### PROBLEM TO SOLVE
Tally all lines containing the word "explorer". Give the number alone.

Collected data
____________________

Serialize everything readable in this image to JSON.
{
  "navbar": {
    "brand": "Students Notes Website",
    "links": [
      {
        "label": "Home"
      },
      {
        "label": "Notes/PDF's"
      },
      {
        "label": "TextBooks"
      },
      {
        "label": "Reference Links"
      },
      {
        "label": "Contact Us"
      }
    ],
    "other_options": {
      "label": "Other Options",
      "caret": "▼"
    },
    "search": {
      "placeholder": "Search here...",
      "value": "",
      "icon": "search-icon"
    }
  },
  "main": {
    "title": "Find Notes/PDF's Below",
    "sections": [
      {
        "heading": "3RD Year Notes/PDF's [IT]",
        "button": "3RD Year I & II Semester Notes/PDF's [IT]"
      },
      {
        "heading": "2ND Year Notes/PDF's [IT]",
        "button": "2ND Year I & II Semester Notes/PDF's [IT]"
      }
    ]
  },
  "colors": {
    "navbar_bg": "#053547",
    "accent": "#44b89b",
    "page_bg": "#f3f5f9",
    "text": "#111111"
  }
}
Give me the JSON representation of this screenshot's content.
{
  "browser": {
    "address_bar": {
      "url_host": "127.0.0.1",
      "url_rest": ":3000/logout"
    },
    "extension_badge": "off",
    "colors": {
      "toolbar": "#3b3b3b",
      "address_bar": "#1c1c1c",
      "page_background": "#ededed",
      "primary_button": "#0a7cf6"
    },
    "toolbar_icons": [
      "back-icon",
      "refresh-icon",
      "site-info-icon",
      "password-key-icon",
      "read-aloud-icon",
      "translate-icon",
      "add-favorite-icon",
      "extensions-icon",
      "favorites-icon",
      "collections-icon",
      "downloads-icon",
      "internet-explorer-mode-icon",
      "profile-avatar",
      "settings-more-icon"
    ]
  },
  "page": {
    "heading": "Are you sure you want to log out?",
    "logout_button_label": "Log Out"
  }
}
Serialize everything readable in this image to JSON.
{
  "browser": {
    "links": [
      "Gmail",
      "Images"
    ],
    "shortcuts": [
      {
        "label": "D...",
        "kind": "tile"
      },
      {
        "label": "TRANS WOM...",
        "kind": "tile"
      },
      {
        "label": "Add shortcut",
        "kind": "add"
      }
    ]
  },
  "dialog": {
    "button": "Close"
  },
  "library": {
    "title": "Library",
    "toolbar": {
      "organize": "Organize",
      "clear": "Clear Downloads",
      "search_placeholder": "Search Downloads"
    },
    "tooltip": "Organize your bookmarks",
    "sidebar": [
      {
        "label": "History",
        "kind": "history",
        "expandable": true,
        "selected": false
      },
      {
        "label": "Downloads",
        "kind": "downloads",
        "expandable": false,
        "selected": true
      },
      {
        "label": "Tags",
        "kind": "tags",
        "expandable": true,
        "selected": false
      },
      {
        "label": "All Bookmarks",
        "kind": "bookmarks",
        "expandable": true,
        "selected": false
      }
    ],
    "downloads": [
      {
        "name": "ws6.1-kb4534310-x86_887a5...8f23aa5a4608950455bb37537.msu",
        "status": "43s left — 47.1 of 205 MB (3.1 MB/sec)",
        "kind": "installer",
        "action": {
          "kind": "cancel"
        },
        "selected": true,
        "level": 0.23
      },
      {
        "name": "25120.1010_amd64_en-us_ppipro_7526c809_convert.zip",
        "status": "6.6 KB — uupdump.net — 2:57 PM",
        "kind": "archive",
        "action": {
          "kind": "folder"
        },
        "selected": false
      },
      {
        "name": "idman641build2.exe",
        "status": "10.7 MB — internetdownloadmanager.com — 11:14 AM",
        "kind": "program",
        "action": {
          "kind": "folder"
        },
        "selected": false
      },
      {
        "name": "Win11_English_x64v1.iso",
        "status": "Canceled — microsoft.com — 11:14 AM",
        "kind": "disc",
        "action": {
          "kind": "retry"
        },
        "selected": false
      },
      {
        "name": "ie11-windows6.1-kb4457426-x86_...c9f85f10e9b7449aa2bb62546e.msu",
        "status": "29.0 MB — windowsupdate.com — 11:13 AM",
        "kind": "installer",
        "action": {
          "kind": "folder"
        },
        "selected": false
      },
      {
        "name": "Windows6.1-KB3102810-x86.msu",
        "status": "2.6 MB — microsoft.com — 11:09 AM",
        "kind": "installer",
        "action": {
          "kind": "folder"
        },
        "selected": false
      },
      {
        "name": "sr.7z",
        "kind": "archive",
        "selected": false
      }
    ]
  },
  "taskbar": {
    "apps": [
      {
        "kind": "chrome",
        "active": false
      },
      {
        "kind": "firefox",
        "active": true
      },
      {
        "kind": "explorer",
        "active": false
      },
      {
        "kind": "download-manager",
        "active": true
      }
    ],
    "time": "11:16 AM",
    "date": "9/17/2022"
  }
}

____________________

### REPLY TO THE EXERCISE
2